SHORT EXERCISE
Reproduce all records exactly.
** begin RECORDS SHOWN **
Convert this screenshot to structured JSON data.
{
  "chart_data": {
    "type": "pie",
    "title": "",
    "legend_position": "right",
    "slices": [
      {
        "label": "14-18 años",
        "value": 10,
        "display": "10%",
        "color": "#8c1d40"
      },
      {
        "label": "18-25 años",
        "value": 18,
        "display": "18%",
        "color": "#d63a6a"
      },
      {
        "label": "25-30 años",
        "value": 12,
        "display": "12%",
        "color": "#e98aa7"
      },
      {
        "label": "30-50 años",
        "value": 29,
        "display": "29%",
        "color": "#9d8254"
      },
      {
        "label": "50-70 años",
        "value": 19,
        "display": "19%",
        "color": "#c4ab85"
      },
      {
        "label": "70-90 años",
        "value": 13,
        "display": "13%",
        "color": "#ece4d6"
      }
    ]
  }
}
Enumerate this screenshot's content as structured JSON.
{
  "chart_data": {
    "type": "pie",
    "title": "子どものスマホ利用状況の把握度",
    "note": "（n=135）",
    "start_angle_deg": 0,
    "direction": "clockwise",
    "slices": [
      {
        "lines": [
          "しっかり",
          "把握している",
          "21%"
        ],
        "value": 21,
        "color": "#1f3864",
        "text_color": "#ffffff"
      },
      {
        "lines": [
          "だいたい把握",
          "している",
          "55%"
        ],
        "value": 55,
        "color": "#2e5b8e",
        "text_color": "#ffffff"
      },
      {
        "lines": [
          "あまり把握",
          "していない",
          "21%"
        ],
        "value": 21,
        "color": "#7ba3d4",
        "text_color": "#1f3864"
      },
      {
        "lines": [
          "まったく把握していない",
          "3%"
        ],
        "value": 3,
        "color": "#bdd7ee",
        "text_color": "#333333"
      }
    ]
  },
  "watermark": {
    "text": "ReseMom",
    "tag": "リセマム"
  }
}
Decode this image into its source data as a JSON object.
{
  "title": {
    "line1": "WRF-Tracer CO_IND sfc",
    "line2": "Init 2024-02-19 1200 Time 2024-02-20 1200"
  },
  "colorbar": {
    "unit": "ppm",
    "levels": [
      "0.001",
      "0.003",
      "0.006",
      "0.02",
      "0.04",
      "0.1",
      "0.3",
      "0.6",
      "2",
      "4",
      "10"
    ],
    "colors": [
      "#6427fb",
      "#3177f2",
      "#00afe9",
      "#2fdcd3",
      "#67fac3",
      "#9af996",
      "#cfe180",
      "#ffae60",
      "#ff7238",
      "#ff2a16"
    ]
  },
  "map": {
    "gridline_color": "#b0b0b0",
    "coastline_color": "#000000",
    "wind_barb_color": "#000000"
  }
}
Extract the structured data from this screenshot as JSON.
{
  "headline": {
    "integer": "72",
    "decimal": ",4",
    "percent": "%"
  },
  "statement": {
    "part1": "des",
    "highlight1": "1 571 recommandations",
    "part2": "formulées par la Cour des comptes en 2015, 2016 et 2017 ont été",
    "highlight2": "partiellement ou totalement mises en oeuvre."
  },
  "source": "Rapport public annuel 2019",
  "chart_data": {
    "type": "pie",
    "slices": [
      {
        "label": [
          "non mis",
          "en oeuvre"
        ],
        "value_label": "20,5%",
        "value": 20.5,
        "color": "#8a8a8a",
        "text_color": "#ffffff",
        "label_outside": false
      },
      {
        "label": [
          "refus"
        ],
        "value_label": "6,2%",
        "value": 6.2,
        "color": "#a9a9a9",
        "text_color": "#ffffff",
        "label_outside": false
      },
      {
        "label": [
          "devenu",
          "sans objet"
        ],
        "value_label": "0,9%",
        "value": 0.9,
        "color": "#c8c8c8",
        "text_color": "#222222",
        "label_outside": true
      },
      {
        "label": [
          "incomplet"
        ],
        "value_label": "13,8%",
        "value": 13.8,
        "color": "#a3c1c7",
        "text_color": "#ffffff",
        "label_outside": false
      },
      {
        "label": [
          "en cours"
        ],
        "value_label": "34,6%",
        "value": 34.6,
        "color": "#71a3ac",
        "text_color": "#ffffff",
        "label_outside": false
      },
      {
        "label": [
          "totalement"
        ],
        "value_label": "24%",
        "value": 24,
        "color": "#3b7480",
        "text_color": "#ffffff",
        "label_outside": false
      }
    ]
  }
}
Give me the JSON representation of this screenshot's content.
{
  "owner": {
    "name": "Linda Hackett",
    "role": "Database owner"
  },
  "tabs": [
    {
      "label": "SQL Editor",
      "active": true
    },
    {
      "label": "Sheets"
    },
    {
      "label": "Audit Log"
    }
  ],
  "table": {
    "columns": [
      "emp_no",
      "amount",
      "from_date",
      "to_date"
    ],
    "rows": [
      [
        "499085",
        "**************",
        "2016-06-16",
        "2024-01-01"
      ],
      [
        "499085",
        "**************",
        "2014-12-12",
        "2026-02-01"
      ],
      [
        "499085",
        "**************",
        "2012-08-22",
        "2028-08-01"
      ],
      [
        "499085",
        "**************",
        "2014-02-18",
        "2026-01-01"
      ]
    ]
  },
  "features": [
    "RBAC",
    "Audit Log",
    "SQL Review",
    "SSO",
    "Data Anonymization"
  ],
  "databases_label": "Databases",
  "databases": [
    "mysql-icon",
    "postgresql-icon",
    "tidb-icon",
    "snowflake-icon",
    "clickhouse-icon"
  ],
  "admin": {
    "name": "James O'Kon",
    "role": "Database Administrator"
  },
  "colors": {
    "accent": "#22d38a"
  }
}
** end RECORDS SHOWN **
SOLUTION TO THE EXERCISE
Convert this screenshot to structured JSON data.
{
  "chart_data": {
    "type": "pie",
    "title": "",
    "legend_position": "right",
    "slices": [
      {
        "label": "14-18 años",
        "value": 10,
        "display": "10%",
        "color": "#8c1d40"
      },
      {
        "label": "18-25 años",
        "value": 18,
        "display": "18%",
        "color": "#d63a6a"
      },
      {
        "label": "25-30 años",
        "value": 12,
        "display": "12%",
        "color": "#e98aa7"
      },
      {
        "label": "30-50 años",
        "value": 29,
        "display": "29%",
        "color": "#9d8254"
      },
      {
        "label": "50-70 años",
        "value": 19,
        "display": "19%",
        "color": "#c4ab85"
      },
      {
        "label": "70-90 años",
        "value": 13,
        "display": "13%",
        "color": "#ece4d6"
      }
    ]
  }
}
Enumerate this screenshot's content as structured JSON.
{
  "chart_data": {
    "type": "pie",
    "title": "子どものスマホ利用状況の把握度",
    "note": "（n=135）",
    "start_angle_deg": 0,
    "direction": "clockwise",
    "slices": [
      {
        "lines": [
          "しっかり",
          "把握している",
          "21%"
        ],
        "value": 21,
        "color": "#1f3864",
        "text_color": "#ffffff"
      },
      {
        "lines": [
          "だいたい把握",
          "している",
          "55%"
        ],
        "value": 55,
        "color": "#2e5b8e",
        "text_color": "#ffffff"
      },
      {
        "lines": [
          "あまり把握",
          "していない",
          "21%"
        ],
        "value": 21,
        "color": "#7ba3d4",
        "text_color": "#1f3864"
      },
      {
        "lines": [
          "まったく把握していない",
          "3%"
        ],
        "value": 3,
        "color": "#bdd7ee",
        "text_color": "#333333"
      }
    ]
  },
  "watermark": {
    "text": "ReseMom",
    "tag": "リセマム"
  }
}
Decode this image into its source data as a JSON object.
{
  "title": {
    "line1": "WRF-Tracer CO_IND sfc",
    "line2": "Init 2024-02-19 1200 Time 2024-02-20 1200"
  },
  "colorbar": {
    "unit": "ppm",
    "levels": [
      "0.001",
      "0.003",
      "0.006",
      "0.02",
      "0.04",
      "0.1",
      "0.3",
      "0.6",
      "2",
      "4",
      "10"
    ],
    "colors": [
      "#6427fb",
      "#3177f2",
      "#00afe9",
      "#2fdcd3",
      "#67fac3",
      "#9af996",
      "#cfe180",
      "#ffae60",
      "#ff7238",
      "#ff2a16"
    ]
  },
  "map": {
    "gridline_color": "#b0b0b0",
    "coastline_color": "#000000",
    "wind_barb_color": "#000000"
  }
}
Extract the structured data from this screenshot as JSON.
{
  "headline": {
    "integer": "72",
    "decimal": ",4",
    "percent": "%"
  },
  "statement": {
    "part1": "des",
    "highlight1": "1 571 recommandations",
    "part2": "formulées par la Cour des comptes en 2015, 2016 et 2017 ont été",
    "highlight2": "partiellement ou totalement mises en oeuvre."
  },
  "source": "Rapport public annuel 2019",
  "chart_data": {
    "type": "pie",
    "slices": [
      {
        "label": [
          "non mis",
          "en oeuvre"
        ],
        "value_label": "20,5%",
        "value": 20.5,
        "color": "#8a8a8a",
        "text_color": "#ffffff",
        "label_outside": false
      },
      {
        "label": [
          "refus"
        ],
        "value_label": "6,2%",
        "value": 6.2,
        "color": "#a9a9a9",
        "text_color": "#ffffff",
        "label_outside": false
      },
      {
        "label": [
          "devenu",
          "sans objet"
        ],
        "value_label": "0,9%",
        "value": 0.9,
        "color": "#c8c8c8",
        "text_color": "#222222",
        "label_outside": true
      },
      {
        "label": [
          "incomplet"
        ],
        "value_label": "13,8%",
        "value": 13.8,
        "color": "#a3c1c7",
        "text_color": "#ffffff",
        "label_outside": false
      },
      {
        "label": [
          "en cours"
        ],
        "value_label": "34,6%",
        "value": 34.6,
        "color": "#71a3ac",
        "text_color": "#ffffff",
        "label_outside": false
      },
      {
        "label": [
          "totalement"
        ],
        "value_label": "24%",
        "value": 24,
        "color": "#3b7480",
        "text_color": "#ffffff",
        "label_outside": false
      }
    ]
  }
}
Give me the JSON representation of this screenshot's content.
{
  "owner": {
    "name": "Linda Hackett",
    "role": "Database owner"
  },
  "tabs": [
    {
      "label": "SQL Editor",
      "active": true
    },
    {
      "label": "Sheets"
    },
    {
      "label": "Audit Log"
    }
  ],
  "table": {
    "columns": [
      "emp_no",
      "amount",
      "from_date",
      "to_date"
    ],
    "rows": [
      [
        "499085",
        "**************",
        "2016-06-16",
        "2024-01-01"
      ],
      [
        "499085",
        "**************",
        "2014-12-12",
        "2026-02-01"
      ],
      [
        "499085",
        "**************",
        "2012-08-22",
        "2028-08-01"
      ],
      [
        "499085",
        "**************",
        "2014-02-18",
        "2026-01-01"
      ]
    ]
  },
  "features": [
    "RBAC",
    "Audit Log",
    "SQL Review",
    "SSO",
    "Data Anonymization"
  ],
  "databases_label": "Databases",
  "databases": [
    "mysql-icon",
    "postgresql-icon",
    "tidb-icon",
    "snowflake-icon",
    "clickhouse-icon"
  ],
  "admin": {
    "name": "James O'Kon",
    "role": "Database Administrator"
  },
  "colors": {
    "accent": "#22d38a"
  }
}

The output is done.